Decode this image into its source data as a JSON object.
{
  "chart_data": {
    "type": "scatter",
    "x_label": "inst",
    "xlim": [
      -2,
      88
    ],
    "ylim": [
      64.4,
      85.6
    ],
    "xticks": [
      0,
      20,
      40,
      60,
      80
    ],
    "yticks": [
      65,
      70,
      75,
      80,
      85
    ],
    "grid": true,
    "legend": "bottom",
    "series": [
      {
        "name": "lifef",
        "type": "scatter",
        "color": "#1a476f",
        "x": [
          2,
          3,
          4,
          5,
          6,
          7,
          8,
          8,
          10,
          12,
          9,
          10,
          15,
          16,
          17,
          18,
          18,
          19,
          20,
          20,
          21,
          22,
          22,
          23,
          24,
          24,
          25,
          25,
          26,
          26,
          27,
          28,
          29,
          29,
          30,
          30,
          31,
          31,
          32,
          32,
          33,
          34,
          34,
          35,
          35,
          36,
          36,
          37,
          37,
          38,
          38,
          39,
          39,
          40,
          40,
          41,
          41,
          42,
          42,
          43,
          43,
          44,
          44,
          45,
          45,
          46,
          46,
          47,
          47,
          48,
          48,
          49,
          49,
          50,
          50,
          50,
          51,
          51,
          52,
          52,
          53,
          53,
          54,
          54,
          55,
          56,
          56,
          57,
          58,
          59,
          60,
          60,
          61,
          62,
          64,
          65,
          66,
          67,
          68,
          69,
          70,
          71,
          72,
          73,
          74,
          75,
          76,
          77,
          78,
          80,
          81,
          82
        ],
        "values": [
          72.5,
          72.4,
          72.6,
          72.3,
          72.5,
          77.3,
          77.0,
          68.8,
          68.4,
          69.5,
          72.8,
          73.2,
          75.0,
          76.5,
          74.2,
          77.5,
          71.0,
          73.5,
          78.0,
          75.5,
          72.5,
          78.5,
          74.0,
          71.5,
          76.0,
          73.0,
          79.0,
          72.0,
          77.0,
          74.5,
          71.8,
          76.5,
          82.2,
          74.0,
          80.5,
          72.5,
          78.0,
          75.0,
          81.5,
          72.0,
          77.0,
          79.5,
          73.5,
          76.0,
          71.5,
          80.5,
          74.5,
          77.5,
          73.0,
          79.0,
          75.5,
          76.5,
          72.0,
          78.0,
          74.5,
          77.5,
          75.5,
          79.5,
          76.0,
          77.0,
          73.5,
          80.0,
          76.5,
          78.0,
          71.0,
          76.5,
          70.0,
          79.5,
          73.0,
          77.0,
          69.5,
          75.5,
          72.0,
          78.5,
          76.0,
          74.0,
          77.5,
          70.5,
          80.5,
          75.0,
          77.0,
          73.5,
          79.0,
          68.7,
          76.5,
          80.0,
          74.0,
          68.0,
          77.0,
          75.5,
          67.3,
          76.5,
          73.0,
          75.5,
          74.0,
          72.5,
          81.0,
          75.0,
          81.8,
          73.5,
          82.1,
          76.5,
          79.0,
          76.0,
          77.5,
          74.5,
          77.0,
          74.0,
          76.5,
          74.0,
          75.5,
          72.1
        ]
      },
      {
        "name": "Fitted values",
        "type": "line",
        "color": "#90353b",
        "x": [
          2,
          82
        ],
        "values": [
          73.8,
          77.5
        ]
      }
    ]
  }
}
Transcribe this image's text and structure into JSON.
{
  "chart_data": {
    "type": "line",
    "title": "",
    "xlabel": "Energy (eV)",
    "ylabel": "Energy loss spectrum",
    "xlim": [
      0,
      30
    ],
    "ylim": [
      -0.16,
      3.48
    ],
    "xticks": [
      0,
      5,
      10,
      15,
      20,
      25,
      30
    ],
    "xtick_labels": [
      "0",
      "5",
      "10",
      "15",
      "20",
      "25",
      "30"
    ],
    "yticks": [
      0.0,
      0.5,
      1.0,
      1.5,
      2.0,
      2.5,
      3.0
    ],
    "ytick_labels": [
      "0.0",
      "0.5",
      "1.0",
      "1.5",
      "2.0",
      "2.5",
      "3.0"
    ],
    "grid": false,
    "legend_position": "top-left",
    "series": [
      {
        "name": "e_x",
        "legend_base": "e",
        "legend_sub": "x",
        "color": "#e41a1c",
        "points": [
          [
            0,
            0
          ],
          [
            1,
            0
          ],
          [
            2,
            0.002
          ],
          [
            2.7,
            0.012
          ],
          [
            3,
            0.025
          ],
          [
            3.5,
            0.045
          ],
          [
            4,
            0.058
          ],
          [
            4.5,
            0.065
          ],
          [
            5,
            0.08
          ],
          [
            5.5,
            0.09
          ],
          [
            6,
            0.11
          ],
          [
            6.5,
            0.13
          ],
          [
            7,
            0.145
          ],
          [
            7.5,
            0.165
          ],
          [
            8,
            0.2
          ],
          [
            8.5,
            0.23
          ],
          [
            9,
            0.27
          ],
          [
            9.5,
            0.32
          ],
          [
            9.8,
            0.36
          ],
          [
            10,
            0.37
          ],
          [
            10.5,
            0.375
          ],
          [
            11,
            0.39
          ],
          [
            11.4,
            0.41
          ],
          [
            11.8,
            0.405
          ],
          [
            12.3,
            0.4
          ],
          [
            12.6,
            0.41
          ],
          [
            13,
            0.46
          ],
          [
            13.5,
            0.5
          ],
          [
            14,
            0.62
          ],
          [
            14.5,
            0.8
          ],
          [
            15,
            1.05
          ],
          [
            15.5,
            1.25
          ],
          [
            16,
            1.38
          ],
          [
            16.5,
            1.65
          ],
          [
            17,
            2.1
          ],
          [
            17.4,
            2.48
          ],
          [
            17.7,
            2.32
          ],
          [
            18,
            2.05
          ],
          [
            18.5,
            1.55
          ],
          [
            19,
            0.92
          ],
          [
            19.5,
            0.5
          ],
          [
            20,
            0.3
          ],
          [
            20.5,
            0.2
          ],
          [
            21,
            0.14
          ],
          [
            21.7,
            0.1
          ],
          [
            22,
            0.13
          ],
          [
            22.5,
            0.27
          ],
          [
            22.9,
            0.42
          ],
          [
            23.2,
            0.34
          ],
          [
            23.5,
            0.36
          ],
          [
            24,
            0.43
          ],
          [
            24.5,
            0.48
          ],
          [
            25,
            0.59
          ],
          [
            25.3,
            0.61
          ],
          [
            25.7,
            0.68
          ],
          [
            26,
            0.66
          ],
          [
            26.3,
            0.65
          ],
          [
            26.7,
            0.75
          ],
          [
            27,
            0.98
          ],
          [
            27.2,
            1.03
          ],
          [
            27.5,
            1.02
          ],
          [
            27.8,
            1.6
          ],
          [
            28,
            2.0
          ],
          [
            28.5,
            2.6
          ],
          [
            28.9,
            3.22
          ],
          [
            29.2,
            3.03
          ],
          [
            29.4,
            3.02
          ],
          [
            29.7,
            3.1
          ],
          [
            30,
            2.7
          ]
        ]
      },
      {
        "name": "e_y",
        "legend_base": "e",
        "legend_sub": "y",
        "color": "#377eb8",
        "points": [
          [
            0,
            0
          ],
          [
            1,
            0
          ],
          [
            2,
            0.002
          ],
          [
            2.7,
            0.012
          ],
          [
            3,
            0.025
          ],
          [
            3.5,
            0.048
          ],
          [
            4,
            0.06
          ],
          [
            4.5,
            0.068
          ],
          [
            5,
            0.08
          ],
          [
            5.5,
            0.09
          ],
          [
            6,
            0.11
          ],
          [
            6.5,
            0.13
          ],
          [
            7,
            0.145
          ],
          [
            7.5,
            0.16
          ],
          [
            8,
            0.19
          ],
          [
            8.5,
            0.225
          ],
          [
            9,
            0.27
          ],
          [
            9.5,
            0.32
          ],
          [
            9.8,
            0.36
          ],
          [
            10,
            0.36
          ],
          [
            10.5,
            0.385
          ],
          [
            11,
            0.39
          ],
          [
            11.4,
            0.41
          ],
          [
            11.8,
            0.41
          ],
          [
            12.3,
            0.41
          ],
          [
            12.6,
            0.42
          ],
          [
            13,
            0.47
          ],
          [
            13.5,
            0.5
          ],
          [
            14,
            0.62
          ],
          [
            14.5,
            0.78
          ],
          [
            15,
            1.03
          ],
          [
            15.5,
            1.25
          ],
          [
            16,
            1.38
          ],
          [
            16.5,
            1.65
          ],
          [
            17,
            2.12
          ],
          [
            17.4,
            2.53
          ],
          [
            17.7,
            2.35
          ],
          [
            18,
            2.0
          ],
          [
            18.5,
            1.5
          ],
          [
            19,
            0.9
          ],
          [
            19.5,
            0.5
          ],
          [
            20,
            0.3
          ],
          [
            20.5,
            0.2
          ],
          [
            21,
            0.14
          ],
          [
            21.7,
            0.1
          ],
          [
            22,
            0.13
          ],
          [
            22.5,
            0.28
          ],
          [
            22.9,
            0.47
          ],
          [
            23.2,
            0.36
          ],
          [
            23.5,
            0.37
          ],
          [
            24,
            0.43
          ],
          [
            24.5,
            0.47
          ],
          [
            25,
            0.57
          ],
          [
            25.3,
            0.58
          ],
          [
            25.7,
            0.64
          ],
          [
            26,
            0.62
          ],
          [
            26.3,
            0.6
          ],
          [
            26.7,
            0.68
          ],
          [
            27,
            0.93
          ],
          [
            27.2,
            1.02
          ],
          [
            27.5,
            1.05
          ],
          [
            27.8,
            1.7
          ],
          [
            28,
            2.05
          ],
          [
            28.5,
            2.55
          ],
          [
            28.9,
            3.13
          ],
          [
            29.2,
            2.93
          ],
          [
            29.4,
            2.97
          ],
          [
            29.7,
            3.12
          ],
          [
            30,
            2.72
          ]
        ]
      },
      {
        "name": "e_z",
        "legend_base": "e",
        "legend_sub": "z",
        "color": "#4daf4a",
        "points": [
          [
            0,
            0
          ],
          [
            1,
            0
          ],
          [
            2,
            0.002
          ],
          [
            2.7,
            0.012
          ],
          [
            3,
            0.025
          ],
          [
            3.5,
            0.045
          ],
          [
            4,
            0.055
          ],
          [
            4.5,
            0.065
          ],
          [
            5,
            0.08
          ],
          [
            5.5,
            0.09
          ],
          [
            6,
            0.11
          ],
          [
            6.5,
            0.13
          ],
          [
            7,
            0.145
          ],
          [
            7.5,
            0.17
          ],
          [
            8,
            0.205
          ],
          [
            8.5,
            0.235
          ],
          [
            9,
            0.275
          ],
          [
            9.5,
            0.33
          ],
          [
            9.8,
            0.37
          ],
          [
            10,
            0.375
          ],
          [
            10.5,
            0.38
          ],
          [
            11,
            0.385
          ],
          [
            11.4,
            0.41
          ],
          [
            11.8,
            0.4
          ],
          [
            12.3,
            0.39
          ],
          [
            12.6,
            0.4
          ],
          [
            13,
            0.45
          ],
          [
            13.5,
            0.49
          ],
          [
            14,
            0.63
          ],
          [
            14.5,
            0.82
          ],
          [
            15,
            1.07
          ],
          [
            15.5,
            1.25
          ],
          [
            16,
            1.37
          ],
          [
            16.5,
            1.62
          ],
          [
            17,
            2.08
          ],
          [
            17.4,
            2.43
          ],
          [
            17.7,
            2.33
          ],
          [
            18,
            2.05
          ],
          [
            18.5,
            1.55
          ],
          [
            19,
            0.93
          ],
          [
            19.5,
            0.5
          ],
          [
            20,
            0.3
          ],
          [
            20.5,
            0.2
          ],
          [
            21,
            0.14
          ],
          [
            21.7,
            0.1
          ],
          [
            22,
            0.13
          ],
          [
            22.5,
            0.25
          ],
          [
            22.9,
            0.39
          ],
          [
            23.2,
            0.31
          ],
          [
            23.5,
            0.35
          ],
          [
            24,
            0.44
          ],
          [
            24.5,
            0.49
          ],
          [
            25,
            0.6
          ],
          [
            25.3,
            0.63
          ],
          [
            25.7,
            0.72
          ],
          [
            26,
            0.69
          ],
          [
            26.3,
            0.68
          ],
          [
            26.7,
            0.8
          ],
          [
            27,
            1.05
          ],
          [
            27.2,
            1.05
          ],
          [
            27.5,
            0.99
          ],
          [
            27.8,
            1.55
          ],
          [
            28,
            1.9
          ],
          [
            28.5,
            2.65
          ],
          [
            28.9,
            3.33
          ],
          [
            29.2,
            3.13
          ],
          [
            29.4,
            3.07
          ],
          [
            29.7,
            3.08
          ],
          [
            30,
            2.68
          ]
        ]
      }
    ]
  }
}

════════════════════

> **GOAL**
Find each line in the records holding the string "Energy" and show it.

> **SOLVED EXERCISE**
    "xlabel": "Energy (eV)",
    "ylabel": "Energy loss spectrum",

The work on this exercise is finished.